▶ _To do_
Return all the data, word for word.

▶ _Supplied data_
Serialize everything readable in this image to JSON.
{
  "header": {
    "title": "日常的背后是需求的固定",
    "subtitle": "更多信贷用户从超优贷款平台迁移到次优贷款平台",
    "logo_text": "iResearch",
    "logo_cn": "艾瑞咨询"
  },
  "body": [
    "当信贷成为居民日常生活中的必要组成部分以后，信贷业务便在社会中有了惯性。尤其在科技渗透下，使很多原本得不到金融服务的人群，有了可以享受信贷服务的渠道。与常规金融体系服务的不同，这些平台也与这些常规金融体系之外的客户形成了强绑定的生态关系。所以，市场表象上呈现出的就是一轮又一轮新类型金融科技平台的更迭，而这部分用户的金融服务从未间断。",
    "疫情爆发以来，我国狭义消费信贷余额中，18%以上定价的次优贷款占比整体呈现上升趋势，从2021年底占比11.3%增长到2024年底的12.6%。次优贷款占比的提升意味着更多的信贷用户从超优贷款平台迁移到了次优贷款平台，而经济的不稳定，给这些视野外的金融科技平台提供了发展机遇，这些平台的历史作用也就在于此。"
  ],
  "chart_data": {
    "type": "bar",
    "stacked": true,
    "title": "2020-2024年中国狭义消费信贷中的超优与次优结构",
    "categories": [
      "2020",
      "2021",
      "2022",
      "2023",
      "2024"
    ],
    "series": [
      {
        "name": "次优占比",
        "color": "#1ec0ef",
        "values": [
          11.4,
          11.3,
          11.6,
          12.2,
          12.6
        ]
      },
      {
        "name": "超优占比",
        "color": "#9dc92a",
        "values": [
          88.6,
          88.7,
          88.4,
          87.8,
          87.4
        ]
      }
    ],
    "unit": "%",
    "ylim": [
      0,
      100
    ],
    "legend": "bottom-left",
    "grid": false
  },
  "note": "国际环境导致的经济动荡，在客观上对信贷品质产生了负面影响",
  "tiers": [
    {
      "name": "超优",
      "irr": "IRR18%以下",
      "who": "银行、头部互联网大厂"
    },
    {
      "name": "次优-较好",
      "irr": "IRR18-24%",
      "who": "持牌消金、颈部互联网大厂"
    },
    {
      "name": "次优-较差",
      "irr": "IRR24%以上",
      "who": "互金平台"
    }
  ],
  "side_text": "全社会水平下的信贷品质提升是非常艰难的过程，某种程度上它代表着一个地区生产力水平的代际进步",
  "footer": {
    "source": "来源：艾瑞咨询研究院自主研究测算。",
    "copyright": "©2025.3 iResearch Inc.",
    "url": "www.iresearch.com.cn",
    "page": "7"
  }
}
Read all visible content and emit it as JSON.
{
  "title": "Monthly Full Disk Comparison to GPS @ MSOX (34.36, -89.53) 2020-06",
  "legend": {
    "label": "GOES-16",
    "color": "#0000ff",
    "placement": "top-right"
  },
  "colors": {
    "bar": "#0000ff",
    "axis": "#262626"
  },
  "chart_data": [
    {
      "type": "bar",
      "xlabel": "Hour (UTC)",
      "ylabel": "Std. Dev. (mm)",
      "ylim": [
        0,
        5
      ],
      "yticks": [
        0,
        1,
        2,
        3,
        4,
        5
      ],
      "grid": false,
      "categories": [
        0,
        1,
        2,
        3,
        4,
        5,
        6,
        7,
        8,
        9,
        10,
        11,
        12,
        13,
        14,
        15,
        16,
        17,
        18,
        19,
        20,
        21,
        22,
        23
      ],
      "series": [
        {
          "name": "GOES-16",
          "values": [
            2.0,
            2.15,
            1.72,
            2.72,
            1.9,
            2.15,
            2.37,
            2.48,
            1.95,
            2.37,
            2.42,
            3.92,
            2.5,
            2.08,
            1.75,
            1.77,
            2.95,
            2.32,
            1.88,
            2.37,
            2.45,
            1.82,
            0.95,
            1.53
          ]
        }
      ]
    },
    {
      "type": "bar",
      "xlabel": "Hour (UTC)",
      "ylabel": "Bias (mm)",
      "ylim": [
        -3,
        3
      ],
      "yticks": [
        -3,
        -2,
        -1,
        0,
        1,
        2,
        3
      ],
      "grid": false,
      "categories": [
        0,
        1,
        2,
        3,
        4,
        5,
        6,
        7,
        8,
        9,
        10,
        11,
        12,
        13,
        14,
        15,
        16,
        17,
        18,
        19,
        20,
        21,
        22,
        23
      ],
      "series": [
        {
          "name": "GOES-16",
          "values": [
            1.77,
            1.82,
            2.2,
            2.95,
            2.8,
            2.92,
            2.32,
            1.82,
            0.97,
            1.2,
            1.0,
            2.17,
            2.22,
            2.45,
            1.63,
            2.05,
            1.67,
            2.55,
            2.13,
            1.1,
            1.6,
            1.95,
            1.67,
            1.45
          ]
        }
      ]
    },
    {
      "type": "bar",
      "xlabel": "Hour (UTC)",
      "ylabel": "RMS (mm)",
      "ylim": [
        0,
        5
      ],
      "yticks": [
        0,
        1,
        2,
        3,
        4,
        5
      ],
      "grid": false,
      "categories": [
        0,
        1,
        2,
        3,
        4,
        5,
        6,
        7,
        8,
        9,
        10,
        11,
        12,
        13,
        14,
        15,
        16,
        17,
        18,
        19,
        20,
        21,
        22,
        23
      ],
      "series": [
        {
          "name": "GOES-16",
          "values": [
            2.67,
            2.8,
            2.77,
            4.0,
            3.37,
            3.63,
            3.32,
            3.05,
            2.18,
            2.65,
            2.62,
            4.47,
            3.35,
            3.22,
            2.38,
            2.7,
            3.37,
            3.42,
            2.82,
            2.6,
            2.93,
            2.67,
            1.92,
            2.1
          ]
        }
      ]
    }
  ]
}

▶ _Full response_
Serialize everything readable in this image to JSON.
{
  "header": {
    "title": "日常的背后是需求的固定",
    "subtitle": "更多信贷用户从超优贷款平台迁移到次优贷款平台",
    "logo_text": "iResearch",
    "logo_cn": "艾瑞咨询"
  },
  "body": [
    "当信贷成为居民日常生活中的必要组成部分以后，信贷业务便在社会中有了惯性。尤其在科技渗透下，使很多原本得不到金融服务的人群，有了可以享受信贷服务的渠道。与常规金融体系服务的不同，这些平台也与这些常规金融体系之外的客户形成了强绑定的生态关系。所以，市场表象上呈现出的就是一轮又一轮新类型金融科技平台的更迭，而这部分用户的金融服务从未间断。",
    "疫情爆发以来，我国狭义消费信贷余额中，18%以上定价的次优贷款占比整体呈现上升趋势，从2021年底占比11.3%增长到2024年底的12.6%。次优贷款占比的提升意味着更多的信贷用户从超优贷款平台迁移到了次优贷款平台，而经济的不稳定，给这些视野外的金融科技平台提供了发展机遇，这些平台的历史作用也就在于此。"
  ],
  "chart_data": {
    "type": "bar",
    "stacked": true,
    "title": "2020-2024年中国狭义消费信贷中的超优与次优结构",
    "categories": [
      "2020",
      "2021",
      "2022",
      "2023",
      "2024"
    ],
    "series": [
      {
        "name": "次优占比",
        "color": "#1ec0ef",
        "values": [
          11.4,
          11.3,
          11.6,
          12.2,
          12.6
        ]
      },
      {
        "name": "超优占比",
        "color": "#9dc92a",
        "values": [
          88.6,
          88.7,
          88.4,
          87.8,
          87.4
        ]
      }
    ],
    "unit": "%",
    "ylim": [
      0,
      100
    ],
    "legend": "bottom-left",
    "grid": false
  },
  "note": "国际环境导致的经济动荡，在客观上对信贷品质产生了负面影响",
  "tiers": [
    {
      "name": "超优",
      "irr": "IRR18%以下",
      "who": "银行、头部互联网大厂"
    },
    {
      "name": "次优-较好",
      "irr": "IRR18-24%",
      "who": "持牌消金、颈部互联网大厂"
    },
    {
      "name": "次优-较差",
      "irr": "IRR24%以上",
      "who": "互金平台"
    }
  ],
  "side_text": "全社会水平下的信贷品质提升是非常艰难的过程，某种程度上它代表着一个地区生产力水平的代际进步",
  "footer": {
    "source": "来源：艾瑞咨询研究院自主研究测算。",
    "copyright": "©2025.3 iResearch Inc.",
    "url": "www.iresearch.com.cn",
    "page": "7"
  }
}
Read all visible content and emit it as JSON.
{
  "title": "Monthly Full Disk Comparison to GPS @ MSOX (34.36, -89.53) 2020-06",
  "legend": {
    "label": "GOES-16",
    "color": "#0000ff",
    "placement": "top-right"
  },
  "colors": {
    "bar": "#0000ff",
    "axis": "#262626"
  },
  "chart_data": [
    {
      "type": "bar",
      "xlabel": "Hour (UTC)",
      "ylabel": "Std. Dev. (mm)",
      "ylim": [
        0,
        5
      ],
      "yticks": [
        0,
        1,
        2,
        3,
        4,
        5
      ],
      "grid": false,
      "categories": [
        0,
        1,
        2,
        3,
        4,
        5,
        6,
        7,
        8,
        9,
        10,
        11,
        12,
        13,
        14,
        15,
        16,
        17,
        18,
        19,
        20,
        21,
        22,
        23
      ],
      "series": [
        {
          "name": "GOES-16",
          "values": [
            2.0,
            2.15,
            1.72,
            2.72,
            1.9,
            2.15,
            2.37,
            2.48,
            1.95,
            2.37,
            2.42,
            3.92,
            2.5,
            2.08,
            1.75,
            1.77,
            2.95,
            2.32,
            1.88,
            2.37,
            2.45,
            1.82,
            0.95,
            1.53
          ]
        }
      ]
    },
    {
      "type": "bar",
      "xlabel": "Hour (UTC)",
      "ylabel": "Bias (mm)",
      "ylim": [
        -3,
        3
      ],
      "yticks": [
        -3,
        -2,
        -1,
        0,
        1,
        2,
        3
      ],
      "grid": false,
      "categories": [
        0,
        1,
        2,
        3,
        4,
        5,
        6,
        7,
        8,
        9,
        10,
        11,
        12,
        13,
        14,
        15,
        16,
        17,
        18,
        19,
        20,
        21,
        22,
        23
      ],
      "series": [
        {
          "name": "GOES-16",
          "values": [
            1.77,
            1.82,
            2.2,
            2.95,
            2.8,
            2.92,
            2.32,
            1.82,
            0.97,
            1.2,
            1.0,
            2.17,
            2.22,
            2.45,
            1.63,
            2.05,
            1.67,
            2.55,
            2.13,
            1.1,
            1.6,
            1.95,
            1.67,
            1.45
          ]
        }
      ]
    },
    {
      "type": "bar",
      "xlabel": "Hour (UTC)",
      "ylabel": "RMS (mm)",
      "ylim": [
        0,
        5
      ],
      "yticks": [
        0,
        1,
        2,
        3,
        4,
        5
      ],
      "grid": false,
      "categories": [
        0,
        1,
        2,
        3,
        4,
        5,
        6,
        7,
        8,
        9,
        10,
        11,
        12,
        13,
        14,
        15,
        16,
        17,
        18,
        19,
        20,
        21,
        22,
        23
      ],
      "series": [
        {
          "name": "GOES-16",
          "values": [
            2.67,
            2.8,
            2.77,
            4.0,
            3.37,
            3.63,
            3.32,
            3.05,
            2.18,
            2.65,
            2.62,
            4.47,
            3.35,
            3.22,
            2.38,
            2.7,
            3.37,
            3.42,
            2.82,
            2.6,
            2.93,
            2.67,
            1.92,
            2.1
          ]
        }
      ]
    }
  ]
}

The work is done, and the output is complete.